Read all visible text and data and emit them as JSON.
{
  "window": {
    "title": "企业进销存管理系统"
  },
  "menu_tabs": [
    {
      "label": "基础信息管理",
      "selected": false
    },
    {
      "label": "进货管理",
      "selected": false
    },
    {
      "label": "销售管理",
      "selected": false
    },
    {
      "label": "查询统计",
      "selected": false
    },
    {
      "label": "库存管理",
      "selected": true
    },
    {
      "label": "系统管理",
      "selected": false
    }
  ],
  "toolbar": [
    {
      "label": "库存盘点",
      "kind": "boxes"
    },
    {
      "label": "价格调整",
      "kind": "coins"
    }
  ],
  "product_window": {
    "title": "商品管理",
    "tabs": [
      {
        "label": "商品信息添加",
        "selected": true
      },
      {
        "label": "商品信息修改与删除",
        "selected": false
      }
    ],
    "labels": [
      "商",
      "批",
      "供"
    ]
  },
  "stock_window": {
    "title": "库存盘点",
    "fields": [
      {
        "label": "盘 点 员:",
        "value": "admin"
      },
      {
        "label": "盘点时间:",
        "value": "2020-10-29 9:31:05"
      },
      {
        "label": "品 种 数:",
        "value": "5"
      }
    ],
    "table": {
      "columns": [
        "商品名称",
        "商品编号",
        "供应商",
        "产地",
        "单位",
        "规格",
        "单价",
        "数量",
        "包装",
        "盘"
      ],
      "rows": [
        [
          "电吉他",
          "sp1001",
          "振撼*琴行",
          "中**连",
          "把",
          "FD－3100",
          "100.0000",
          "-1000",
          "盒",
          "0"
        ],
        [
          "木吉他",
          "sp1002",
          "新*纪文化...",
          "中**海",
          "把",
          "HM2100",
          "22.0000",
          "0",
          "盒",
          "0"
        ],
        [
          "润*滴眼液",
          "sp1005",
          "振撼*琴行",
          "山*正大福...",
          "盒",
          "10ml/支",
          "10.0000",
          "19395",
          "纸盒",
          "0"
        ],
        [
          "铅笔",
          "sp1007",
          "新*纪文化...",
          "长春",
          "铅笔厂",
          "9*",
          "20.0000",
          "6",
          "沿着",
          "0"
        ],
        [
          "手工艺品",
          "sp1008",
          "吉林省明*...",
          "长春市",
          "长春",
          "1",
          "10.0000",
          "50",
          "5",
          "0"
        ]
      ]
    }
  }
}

───

— Stated problem —
Go through the material above and count the lines that contain "title"; give that number alone.

— Solution to this task —
3